* _REQUIREMENTS_: Below are some records. Pull every line that contains the word "name".
┏━━
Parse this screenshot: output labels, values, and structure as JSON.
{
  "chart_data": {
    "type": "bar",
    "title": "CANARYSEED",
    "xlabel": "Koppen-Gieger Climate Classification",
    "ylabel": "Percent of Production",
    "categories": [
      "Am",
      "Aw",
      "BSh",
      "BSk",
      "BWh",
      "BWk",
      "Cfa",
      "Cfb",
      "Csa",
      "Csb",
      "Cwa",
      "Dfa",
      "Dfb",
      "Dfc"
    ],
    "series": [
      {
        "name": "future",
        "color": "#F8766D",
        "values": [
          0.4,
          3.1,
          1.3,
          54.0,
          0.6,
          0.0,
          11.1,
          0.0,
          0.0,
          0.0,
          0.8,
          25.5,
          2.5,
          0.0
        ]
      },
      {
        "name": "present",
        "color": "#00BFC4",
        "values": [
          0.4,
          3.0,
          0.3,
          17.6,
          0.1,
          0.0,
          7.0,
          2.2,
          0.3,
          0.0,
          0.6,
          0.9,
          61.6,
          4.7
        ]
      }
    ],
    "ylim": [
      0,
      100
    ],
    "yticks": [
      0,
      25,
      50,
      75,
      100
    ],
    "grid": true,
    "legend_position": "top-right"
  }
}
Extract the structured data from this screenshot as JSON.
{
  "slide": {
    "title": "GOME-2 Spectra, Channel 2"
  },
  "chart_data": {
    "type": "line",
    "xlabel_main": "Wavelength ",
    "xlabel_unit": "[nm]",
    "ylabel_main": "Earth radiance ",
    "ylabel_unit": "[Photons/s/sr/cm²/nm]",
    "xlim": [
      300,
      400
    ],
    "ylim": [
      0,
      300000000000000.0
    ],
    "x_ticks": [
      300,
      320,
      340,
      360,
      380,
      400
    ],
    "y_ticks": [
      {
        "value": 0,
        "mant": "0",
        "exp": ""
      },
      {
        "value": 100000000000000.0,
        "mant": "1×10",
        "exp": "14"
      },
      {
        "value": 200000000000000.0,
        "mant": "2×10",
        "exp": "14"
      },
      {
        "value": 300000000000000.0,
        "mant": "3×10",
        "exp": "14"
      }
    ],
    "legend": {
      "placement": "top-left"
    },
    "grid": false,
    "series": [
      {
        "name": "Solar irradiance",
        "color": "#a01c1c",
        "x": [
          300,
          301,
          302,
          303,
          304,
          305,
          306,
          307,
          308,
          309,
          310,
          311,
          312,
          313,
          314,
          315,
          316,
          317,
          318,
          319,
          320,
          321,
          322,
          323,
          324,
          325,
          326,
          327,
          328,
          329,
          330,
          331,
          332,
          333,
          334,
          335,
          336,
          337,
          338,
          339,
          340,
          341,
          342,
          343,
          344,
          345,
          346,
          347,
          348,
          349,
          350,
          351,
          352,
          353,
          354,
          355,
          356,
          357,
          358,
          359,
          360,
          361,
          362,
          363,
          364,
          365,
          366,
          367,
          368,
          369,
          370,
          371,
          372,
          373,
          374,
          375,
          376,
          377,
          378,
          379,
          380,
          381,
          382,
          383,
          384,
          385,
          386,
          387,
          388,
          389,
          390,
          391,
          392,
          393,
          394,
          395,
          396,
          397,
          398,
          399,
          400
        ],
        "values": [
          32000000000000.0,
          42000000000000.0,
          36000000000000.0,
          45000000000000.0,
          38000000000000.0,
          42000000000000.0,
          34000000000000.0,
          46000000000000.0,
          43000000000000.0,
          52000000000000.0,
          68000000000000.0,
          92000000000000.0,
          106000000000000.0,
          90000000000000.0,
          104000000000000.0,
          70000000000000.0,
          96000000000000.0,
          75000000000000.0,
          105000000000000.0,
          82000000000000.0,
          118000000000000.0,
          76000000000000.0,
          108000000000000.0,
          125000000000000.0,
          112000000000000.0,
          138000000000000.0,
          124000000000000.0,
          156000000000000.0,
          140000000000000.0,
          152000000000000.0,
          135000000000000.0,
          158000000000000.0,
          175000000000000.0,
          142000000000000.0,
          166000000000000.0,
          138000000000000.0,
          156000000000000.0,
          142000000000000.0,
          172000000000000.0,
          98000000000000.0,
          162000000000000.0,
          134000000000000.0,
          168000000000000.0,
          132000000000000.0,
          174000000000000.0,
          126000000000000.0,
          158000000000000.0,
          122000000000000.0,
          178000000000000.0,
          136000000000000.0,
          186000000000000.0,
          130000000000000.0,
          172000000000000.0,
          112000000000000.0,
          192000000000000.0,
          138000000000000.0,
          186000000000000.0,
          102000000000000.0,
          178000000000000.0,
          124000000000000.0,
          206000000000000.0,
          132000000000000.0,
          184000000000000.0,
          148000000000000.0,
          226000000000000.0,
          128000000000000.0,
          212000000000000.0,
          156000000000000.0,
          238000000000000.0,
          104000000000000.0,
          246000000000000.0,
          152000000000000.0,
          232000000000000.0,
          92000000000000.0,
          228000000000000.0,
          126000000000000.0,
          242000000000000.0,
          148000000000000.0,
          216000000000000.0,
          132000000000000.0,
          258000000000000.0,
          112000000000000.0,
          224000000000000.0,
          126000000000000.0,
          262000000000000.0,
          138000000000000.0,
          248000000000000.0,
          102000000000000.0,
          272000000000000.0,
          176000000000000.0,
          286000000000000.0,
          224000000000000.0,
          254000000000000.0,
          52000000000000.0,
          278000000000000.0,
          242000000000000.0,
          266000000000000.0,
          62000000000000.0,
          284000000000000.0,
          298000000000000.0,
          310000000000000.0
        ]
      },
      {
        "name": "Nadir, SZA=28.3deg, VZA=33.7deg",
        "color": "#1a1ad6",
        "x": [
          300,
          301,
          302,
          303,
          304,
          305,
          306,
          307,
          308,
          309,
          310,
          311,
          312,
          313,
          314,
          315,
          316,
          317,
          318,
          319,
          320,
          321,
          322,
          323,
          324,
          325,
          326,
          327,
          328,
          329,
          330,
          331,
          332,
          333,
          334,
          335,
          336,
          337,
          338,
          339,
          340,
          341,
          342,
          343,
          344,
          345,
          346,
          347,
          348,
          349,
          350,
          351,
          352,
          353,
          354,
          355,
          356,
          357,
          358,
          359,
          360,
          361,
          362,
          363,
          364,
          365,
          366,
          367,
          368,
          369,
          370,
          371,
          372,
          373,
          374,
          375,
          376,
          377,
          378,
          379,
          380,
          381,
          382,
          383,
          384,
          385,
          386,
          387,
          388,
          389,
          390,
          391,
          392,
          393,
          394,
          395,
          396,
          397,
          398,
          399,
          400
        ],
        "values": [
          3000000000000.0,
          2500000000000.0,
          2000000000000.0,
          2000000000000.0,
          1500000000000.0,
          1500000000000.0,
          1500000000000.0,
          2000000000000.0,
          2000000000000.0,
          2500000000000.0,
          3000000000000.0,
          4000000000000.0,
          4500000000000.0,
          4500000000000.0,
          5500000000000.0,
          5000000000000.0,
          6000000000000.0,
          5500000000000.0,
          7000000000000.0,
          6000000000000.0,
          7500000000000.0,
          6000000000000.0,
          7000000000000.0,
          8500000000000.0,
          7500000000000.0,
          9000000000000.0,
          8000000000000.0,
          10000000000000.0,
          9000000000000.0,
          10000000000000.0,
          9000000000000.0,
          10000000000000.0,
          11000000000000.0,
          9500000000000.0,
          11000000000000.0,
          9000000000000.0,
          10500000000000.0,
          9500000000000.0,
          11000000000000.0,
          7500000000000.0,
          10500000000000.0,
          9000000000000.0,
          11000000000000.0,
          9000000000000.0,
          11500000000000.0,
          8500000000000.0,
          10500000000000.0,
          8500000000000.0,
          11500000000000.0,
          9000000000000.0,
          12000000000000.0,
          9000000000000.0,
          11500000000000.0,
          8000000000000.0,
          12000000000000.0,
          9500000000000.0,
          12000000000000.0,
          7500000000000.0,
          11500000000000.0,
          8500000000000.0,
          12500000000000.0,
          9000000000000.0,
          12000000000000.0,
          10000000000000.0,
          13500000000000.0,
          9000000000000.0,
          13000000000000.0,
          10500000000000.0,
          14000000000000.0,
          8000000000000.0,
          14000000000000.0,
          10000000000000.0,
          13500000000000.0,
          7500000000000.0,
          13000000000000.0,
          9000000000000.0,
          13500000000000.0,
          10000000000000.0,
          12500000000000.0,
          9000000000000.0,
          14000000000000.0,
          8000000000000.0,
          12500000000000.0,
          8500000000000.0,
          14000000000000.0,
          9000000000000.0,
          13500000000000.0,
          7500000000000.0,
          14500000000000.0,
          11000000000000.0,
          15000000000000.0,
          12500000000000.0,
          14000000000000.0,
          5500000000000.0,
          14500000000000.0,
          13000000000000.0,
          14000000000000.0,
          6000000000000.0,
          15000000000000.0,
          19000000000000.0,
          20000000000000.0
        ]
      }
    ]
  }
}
┗━━
* _RIGHT ANSWER_:
        "name": "future",
        "name": "present",
        "name": "Solar irradiance",
        "name": "Nadir, SZA=28.3deg, VZA=33.7deg",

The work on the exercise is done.